- _WHAT TO WORK ON_: All of the data must be output exactly, with every picture left out.
--- START ---
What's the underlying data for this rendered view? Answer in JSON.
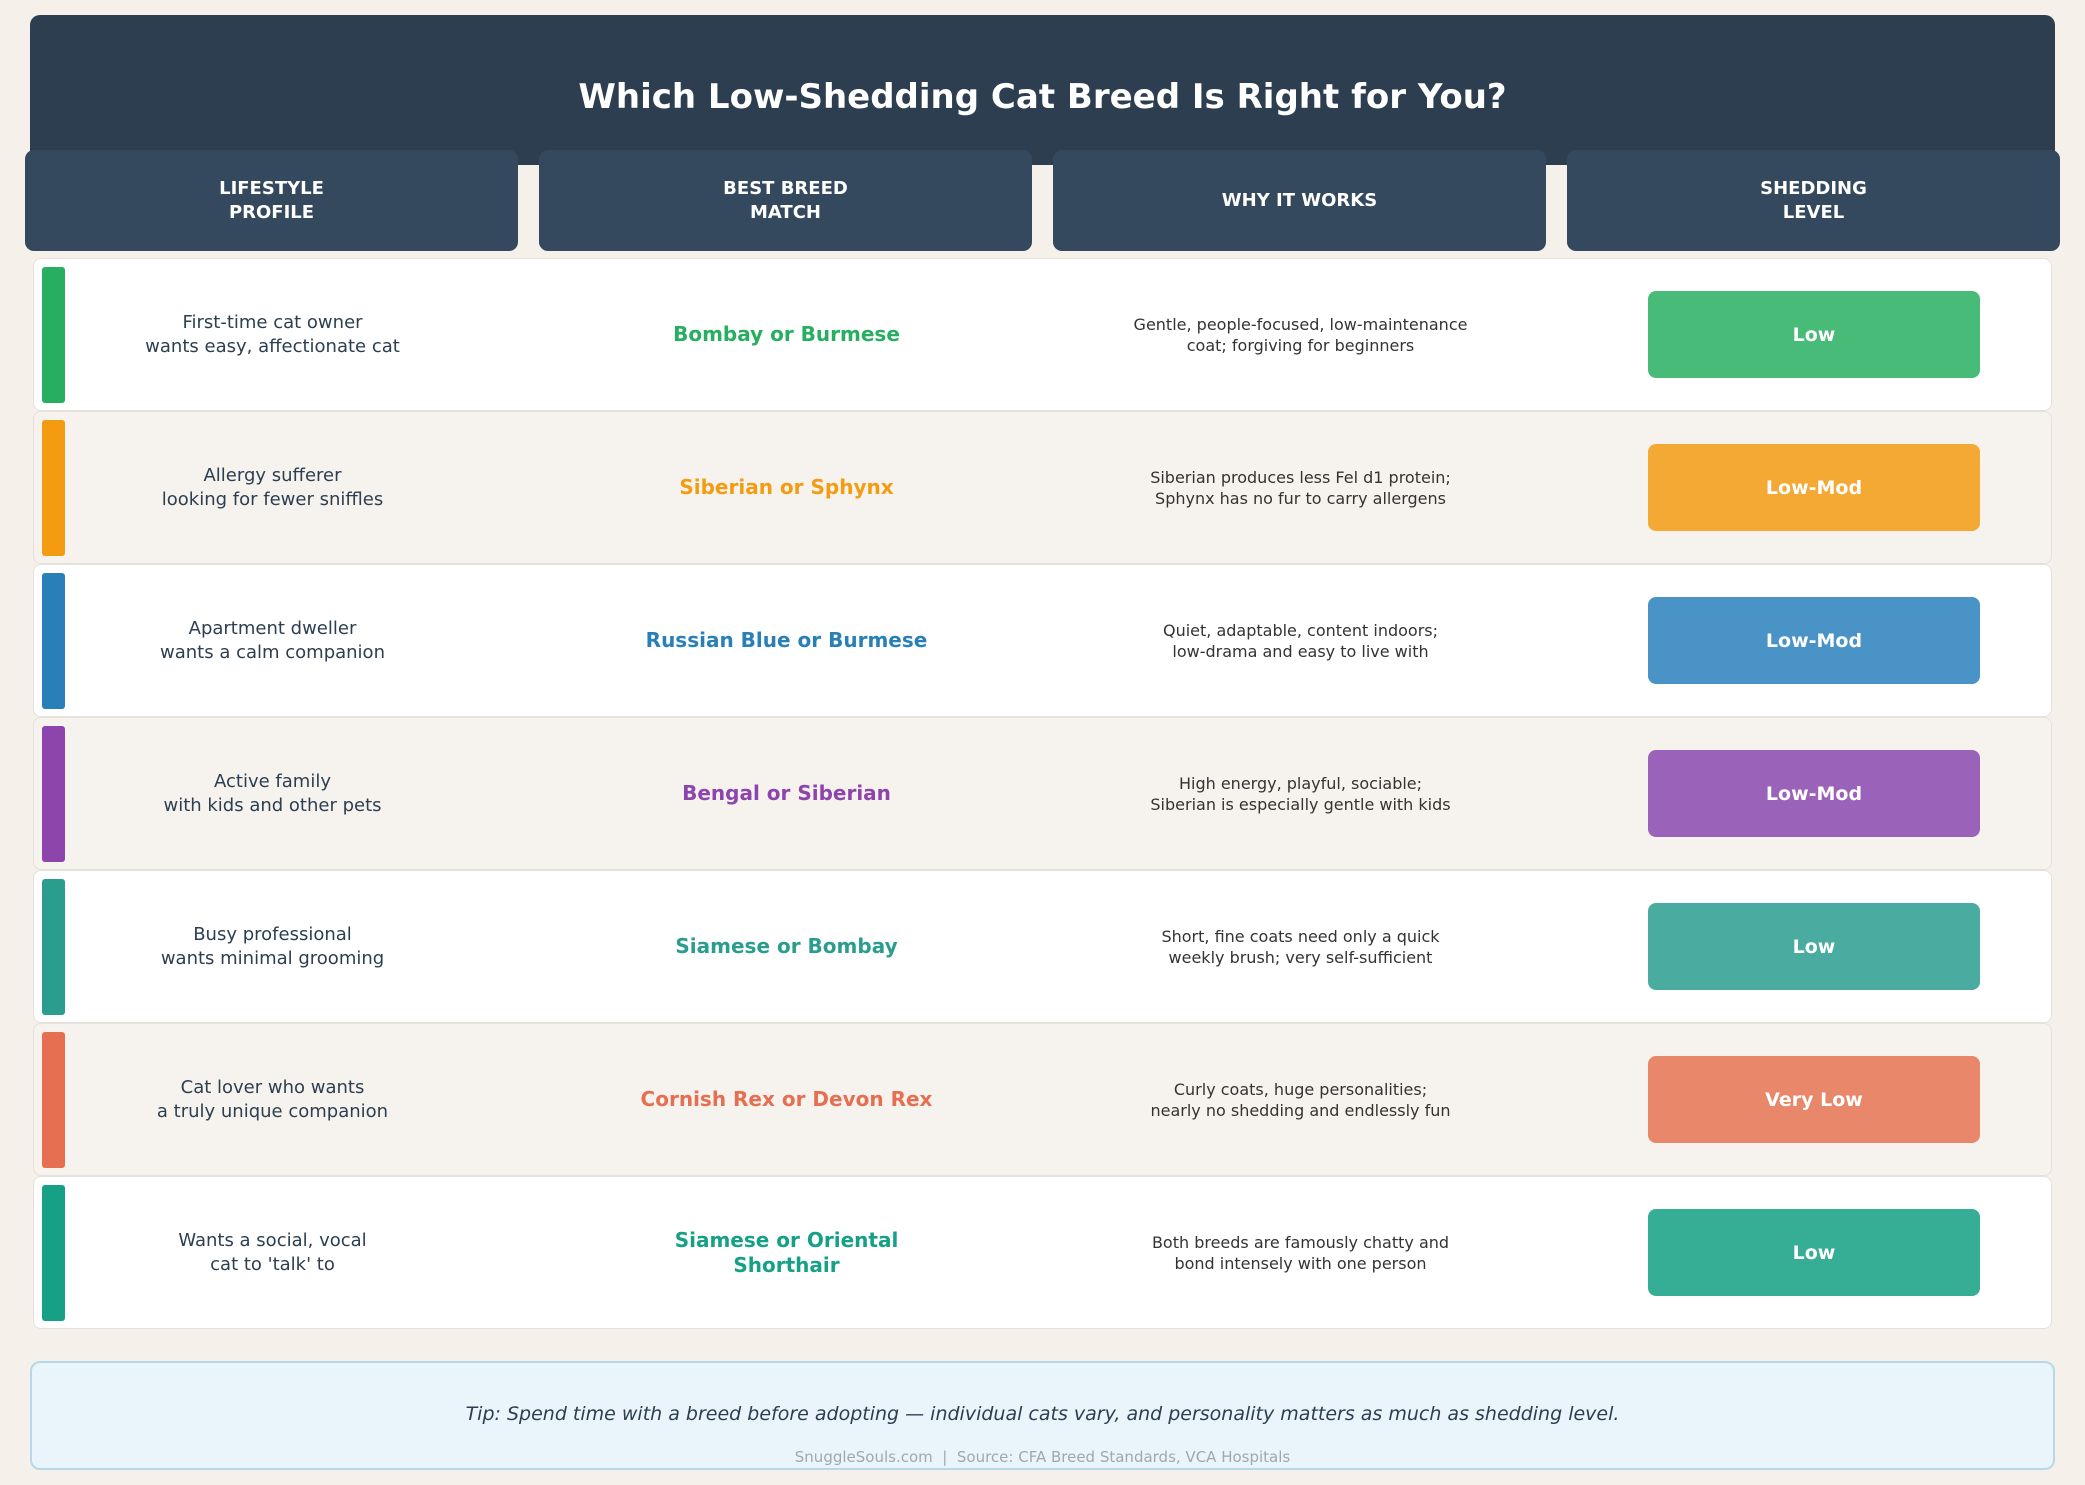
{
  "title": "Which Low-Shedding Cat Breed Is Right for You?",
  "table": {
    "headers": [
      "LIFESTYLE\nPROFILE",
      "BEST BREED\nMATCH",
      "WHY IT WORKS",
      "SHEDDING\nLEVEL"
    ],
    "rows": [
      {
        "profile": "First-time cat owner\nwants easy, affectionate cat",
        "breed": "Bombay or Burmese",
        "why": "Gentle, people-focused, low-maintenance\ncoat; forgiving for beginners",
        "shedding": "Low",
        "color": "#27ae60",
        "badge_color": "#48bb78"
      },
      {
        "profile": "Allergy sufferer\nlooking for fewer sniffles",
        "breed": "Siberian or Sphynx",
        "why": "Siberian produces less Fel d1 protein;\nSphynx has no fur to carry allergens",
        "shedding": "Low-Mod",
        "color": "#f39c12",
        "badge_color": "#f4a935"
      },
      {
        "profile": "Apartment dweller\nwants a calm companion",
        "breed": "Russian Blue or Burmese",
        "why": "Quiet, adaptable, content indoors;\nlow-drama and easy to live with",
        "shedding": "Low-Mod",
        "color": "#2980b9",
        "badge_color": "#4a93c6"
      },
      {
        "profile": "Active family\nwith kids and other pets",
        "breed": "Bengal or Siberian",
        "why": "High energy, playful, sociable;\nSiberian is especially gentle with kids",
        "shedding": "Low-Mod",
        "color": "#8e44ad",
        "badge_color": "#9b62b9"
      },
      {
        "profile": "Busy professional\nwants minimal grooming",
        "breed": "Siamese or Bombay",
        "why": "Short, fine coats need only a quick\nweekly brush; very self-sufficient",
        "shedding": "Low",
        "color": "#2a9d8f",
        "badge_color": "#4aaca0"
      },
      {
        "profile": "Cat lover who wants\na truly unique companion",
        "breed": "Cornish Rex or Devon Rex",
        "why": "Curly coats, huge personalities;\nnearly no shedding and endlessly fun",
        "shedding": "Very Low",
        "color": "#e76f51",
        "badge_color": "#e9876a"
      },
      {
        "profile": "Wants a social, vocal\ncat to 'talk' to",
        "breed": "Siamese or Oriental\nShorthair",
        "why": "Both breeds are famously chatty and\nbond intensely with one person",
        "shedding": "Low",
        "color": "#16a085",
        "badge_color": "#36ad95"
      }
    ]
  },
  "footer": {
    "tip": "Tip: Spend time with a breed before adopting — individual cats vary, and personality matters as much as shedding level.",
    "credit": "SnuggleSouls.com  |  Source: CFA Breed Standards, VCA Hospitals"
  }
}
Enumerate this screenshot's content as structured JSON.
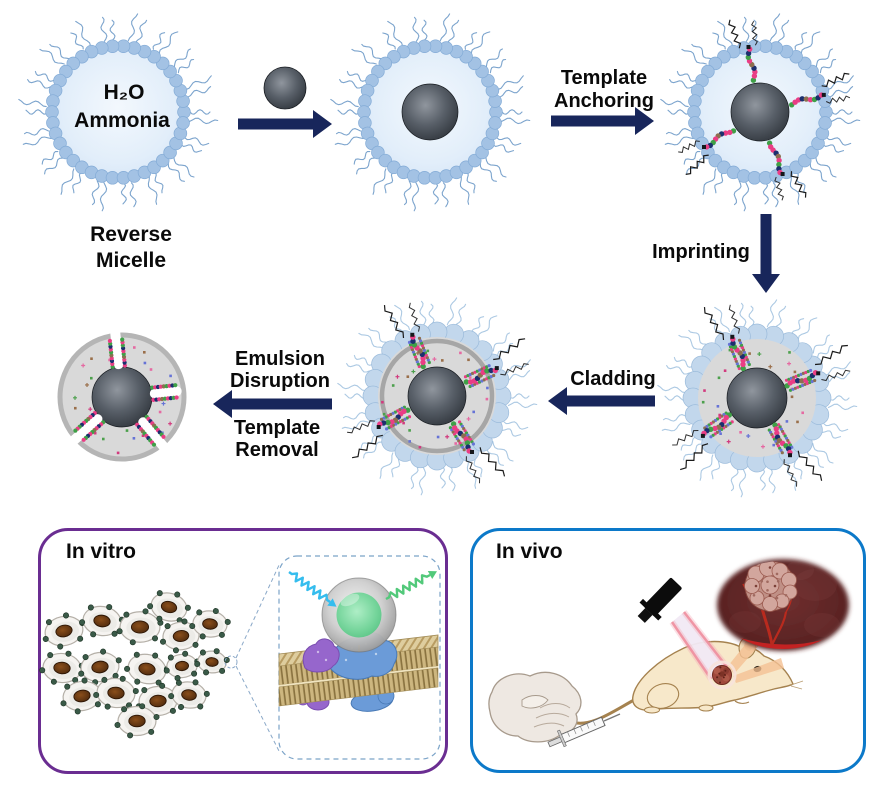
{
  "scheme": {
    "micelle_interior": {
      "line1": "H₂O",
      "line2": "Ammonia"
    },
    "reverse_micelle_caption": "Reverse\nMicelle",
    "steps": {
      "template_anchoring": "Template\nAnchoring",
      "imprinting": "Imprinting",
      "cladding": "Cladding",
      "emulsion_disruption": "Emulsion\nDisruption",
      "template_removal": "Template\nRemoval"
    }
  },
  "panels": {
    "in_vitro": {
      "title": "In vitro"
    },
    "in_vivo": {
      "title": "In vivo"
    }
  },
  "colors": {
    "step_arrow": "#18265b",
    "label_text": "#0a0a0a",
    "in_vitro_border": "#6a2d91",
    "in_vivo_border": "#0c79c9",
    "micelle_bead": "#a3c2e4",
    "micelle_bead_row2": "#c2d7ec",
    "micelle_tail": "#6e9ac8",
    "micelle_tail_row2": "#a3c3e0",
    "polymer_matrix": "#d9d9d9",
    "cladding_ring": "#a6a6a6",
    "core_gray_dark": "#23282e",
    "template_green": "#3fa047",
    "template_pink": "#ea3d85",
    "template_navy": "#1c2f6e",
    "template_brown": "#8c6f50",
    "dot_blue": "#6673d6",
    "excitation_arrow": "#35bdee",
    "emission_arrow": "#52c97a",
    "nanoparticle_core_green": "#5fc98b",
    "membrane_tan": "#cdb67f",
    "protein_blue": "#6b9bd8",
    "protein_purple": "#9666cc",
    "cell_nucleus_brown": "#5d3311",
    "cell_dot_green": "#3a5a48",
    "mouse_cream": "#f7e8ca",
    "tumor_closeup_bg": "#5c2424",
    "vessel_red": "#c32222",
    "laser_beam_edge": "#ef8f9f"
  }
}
--- END ---
- _OUTPUT FOR THIS TASK_:
What's the underlying data for this rendered view? Answer in JSON.
{
  "title": "Which Low-Shedding Cat Breed Is Right for You?",
  "table": {
    "headers": [
      "LIFESTYLE\nPROFILE",
      "BEST BREED\nMATCH",
      "WHY IT WORKS",
      "SHEDDING\nLEVEL"
    ],
    "rows": [
      {
        "profile": "First-time cat owner\nwants easy, affectionate cat",
        "breed": "Bombay or Burmese",
        "why": "Gentle, people-focused, low-maintenance\ncoat; forgiving for beginners",
        "shedding": "Low",
        "color": "#27ae60",
        "badge_color": "#48bb78"
      },
      {
        "profile": "Allergy sufferer\nlooking for fewer sniffles",
        "breed": "Siberian or Sphynx",
        "why": "Siberian produces less Fel d1 protein;\nSphynx has no fur to carry allergens",
        "shedding": "Low-Mod",
        "color": "#f39c12",
        "badge_color": "#f4a935"
      },
      {
        "profile": "Apartment dweller\nwants a calm companion",
        "breed": "Russian Blue or Burmese",
        "why": "Quiet, adaptable, content indoors;\nlow-drama and easy to live with",
        "shedding": "Low-Mod",
        "color": "#2980b9",
        "badge_color": "#4a93c6"
      },
      {
        "profile": "Active family\nwith kids and other pets",
        "breed": "Bengal or Siberian",
        "why": "High energy, playful, sociable;\nSiberian is especially gentle with kids",
        "shedding": "Low-Mod",
        "color": "#8e44ad",
        "badge_color": "#9b62b9"
      },
      {
        "profile": "Busy professional\nwants minimal grooming",
        "breed": "Siamese or Bombay",
        "why": "Short, fine coats need only a quick\nweekly brush; very self-sufficient",
        "shedding": "Low",
        "color": "#2a9d8f",
        "badge_color": "#4aaca0"
      },
      {
        "profile": "Cat lover who wants\na truly unique companion",
        "breed": "Cornish Rex or Devon Rex",
        "why": "Curly coats, huge personalities;\nnearly no shedding and endlessly fun",
        "shedding": "Very Low",
        "color": "#e76f51",
        "badge_color": "#e9876a"
      },
      {
        "profile": "Wants a social, vocal\ncat to 'talk' to",
        "breed": "Siamese or Oriental\nShorthair",
        "why": "Both breeds are famously chatty and\nbond intensely with one person",
        "shedding": "Low",
        "color": "#16a085",
        "badge_color": "#36ad95"
      }
    ]
  },
  "footer": {
    "tip": "Tip: Spend time with a breed before adopting — individual cats vary, and personality matters as much as shedding level.",
    "credit": "SnuggleSouls.com  |  Source: CFA Breed Standards, VCA Hospitals"
  }
}
Enumerate this screenshot's content as structured JSON.
{
  "scheme": {
    "micelle_interior": {
      "line1": "H₂O",
      "line2": "Ammonia"
    },
    "reverse_micelle_caption": "Reverse\nMicelle",
    "steps": {
      "template_anchoring": "Template\nAnchoring",
      "imprinting": "Imprinting",
      "cladding": "Cladding",
      "emulsion_disruption": "Emulsion\nDisruption",
      "template_removal": "Template\nRemoval"
    }
  },
  "panels": {
    "in_vitro": {
      "title": "In vitro"
    },
    "in_vivo": {
      "title": "In vivo"
    }
  },
  "colors": {
    "step_arrow": "#18265b",
    "label_text": "#0a0a0a",
    "in_vitro_border": "#6a2d91",
    "in_vivo_border": "#0c79c9",
    "micelle_bead": "#a3c2e4",
    "micelle_bead_row2": "#c2d7ec",
    "micelle_tail": "#6e9ac8",
    "micelle_tail_row2": "#a3c3e0",
    "polymer_matrix": "#d9d9d9",
    "cladding_ring": "#a6a6a6",
    "core_gray_dark": "#23282e",
    "template_green": "#3fa047",
    "template_pink": "#ea3d85",
    "template_navy": "#1c2f6e",
    "template_brown": "#8c6f50",
    "dot_blue": "#6673d6",
    "excitation_arrow": "#35bdee",
    "emission_arrow": "#52c97a",
    "nanoparticle_core_green": "#5fc98b",
    "membrane_tan": "#cdb67f",
    "protein_blue": "#6b9bd8",
    "protein_purple": "#9666cc",
    "cell_nucleus_brown": "#5d3311",
    "cell_dot_green": "#3a5a48",
    "mouse_cream": "#f7e8ca",
    "tumor_closeup_bg": "#5c2424",
    "vessel_red": "#c32222",
    "laser_beam_edge": "#ef8f9f"
  }
}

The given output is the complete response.